→ Work required:
Filter the entries and keep only the lines where the string "Lisensinformasjon" appears.

→ Data excerpts:
☆ ☆ ☆ ☆

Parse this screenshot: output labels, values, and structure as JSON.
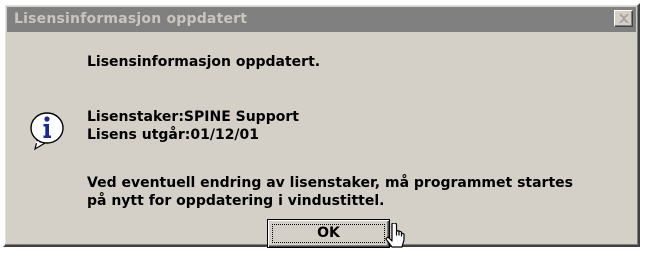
{
  "window": {
    "title": "Lisensinformasjon oppdatert"
  },
  "message": {
    "line1": "Lisensinformasjon oppdatert.",
    "line2": "Lisenstaker:SPINE Support",
    "line3": "Lisens utgår:01/12/01",
    "line4": "Ved eventuell endring av lisenstaker, må programmet startes",
    "line5": "på nytt for oppdatering i vindustittel."
  },
  "buttons": {
    "ok_label": "OK"
  },
  "icons": {
    "info": "information-icon",
    "close": "close-icon",
    "cursor": "mouse-cursor-icon"
  },
  "colors": {
    "dialog_bg": "#d4d0c8",
    "titlebar_inactive": "#808080",
    "title_text": "#c9c6bf",
    "info_icon_blue": "#1a2a9a"
  }
}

☆ ☆ ☆ ☆

→ Output:
    "title": "Lisensinformasjon oppdatert"
    "line1": "Lisensinformasjon oppdatert.",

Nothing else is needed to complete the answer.